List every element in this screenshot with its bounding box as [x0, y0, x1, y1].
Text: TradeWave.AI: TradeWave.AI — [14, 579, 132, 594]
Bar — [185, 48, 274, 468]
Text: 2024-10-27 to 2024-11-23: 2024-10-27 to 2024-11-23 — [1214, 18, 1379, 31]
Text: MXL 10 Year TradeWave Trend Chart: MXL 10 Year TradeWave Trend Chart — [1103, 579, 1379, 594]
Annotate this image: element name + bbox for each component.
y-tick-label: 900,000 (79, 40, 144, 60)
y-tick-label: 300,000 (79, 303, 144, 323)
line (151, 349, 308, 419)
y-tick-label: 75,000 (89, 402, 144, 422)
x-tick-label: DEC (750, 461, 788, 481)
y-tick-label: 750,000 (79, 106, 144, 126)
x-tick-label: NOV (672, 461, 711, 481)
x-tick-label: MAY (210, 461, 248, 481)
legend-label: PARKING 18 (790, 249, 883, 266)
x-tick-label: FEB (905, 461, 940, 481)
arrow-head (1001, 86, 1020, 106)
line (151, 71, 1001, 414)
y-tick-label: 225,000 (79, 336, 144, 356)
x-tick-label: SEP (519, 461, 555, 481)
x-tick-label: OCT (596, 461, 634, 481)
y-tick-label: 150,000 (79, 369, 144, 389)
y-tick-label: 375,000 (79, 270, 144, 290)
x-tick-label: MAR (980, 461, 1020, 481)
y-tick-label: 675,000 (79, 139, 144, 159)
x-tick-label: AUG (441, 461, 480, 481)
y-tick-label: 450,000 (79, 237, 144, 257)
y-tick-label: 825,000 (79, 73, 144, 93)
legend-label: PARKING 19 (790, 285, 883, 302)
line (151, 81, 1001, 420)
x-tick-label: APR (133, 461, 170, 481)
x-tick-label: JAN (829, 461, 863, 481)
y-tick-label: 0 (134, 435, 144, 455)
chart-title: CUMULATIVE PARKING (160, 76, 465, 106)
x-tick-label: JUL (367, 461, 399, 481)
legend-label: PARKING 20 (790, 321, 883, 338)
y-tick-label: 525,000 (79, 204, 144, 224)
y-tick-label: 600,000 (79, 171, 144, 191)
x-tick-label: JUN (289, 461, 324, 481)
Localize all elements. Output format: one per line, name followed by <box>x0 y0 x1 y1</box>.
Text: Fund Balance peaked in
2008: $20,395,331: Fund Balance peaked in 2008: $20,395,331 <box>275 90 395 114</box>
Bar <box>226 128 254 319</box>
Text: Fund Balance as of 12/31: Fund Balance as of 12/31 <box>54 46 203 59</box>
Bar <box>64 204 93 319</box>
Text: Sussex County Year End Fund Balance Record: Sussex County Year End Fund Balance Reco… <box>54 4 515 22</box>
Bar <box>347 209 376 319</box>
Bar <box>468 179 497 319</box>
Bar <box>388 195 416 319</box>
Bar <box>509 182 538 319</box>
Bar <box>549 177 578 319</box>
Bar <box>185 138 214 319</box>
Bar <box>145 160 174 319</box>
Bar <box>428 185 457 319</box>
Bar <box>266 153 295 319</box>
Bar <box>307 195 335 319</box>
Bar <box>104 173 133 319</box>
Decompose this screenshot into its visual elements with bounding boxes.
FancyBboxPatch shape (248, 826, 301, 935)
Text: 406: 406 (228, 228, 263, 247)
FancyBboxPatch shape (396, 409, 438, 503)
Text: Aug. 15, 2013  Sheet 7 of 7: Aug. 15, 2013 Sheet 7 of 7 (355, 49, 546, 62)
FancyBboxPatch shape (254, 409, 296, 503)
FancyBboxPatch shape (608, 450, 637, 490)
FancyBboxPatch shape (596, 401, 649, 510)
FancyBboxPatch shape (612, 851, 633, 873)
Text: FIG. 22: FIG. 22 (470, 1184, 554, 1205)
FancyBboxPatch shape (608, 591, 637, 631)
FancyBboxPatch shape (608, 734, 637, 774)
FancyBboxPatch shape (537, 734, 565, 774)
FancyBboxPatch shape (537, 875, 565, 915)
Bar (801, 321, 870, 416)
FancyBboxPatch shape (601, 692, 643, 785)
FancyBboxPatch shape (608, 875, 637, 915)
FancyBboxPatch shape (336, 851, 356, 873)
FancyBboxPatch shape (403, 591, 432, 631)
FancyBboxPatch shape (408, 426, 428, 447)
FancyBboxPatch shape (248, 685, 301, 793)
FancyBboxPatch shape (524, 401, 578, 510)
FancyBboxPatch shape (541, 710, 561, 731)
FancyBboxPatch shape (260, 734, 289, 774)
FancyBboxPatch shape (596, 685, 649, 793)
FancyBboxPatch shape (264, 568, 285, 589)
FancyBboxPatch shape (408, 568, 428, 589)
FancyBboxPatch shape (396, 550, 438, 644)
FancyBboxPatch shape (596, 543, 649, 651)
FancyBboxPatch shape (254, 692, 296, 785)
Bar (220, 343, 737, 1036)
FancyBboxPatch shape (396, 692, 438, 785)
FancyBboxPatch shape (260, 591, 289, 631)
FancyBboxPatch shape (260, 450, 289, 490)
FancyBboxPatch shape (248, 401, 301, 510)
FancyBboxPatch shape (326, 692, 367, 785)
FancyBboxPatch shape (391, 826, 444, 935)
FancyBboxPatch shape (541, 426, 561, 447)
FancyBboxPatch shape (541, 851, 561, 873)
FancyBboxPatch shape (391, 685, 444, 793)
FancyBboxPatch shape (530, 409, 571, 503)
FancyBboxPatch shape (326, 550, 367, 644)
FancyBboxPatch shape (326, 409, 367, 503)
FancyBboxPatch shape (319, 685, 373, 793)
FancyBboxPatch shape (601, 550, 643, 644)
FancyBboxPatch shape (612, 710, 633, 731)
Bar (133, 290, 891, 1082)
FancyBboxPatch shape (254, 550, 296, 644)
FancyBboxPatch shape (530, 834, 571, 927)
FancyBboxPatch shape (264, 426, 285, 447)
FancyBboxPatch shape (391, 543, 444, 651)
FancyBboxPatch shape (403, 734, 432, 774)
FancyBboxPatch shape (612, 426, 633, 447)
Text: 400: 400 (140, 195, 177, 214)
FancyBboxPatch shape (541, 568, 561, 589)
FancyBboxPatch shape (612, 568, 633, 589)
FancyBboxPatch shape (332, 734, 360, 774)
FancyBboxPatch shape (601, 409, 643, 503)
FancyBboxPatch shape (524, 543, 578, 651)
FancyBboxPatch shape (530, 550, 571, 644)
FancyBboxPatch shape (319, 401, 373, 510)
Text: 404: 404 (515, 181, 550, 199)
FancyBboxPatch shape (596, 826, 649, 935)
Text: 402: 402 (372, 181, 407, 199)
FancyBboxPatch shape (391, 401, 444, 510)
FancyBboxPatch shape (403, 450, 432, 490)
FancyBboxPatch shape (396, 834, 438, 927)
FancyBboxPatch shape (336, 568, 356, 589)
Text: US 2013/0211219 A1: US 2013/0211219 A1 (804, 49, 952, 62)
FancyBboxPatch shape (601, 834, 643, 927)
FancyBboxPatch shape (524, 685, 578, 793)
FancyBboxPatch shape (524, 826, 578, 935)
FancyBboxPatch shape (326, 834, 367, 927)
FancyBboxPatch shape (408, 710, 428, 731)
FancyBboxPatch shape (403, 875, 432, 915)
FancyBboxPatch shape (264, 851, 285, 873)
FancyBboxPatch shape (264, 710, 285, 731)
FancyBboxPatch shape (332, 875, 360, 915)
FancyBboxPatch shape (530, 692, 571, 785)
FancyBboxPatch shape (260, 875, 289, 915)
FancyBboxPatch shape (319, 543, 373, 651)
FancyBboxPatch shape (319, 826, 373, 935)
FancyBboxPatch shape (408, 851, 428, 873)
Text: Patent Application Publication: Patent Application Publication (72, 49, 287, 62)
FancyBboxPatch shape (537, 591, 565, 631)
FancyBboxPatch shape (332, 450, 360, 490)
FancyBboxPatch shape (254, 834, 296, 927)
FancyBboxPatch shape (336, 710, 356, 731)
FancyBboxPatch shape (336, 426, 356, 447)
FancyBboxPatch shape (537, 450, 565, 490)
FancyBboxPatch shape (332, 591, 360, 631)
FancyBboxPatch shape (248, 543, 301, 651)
----
**Brief:** Rewrite the records above, from the first line through the line containing "x-tick-label: FEB (905, 461, 940, 481)", as a Markdown table. Use the columns Row and Line, put each line's number and text in a row, and leave out blank lines.

**Completed exercise:**
| Row | Line |
|---|---|
| 1 | List every element in this screenshot with its bounding box as [x0, y0, x1, y1]. |
| 2 | Text: TradeWave.AI: TradeWave.AI — [14, 579, 132, 594] |
| 3 | Bar — [185, 48, 274, 468] |
| 4 | Text: 2024-10-27 to 2024-11-23: 2024-10-27 to 2024-11-23 — [1214, 18, 1379, 31] |
| 5 | Text: MXL 10 Year TradeWave Trend Chart: MXL 10 Year TradeWave Trend Chart — [1103, 579, 1379, 594] |
| 6 | Annotate this image: element name + bbox for each component. |
| 7 | y-tick-label: 900,000 (79, 40, 144, 60) |
| 8 | y-tick-label: 300,000 (79, 303, 144, 323) |
| 9 | line (151, 349, 308, 419) |
| 10 | y-tick-label: 75,000 (89, 402, 144, 422) |
| 11 | x-tick-label: DEC (750, 461, 788, 481) |
| 12 | y-tick-label: 750,000 (79, 106, 144, 126) |
| 13 | x-tick-label: NOV (672, 461, 711, 481) |
| 14 | x-tick-label: MAY (210, 461, 248, 481) |
| 15 | legend-label: PARKING 18 (790, 249, 883, 266) |
| 16 | x-tick-label: FEB (905, 461, 940, 481) |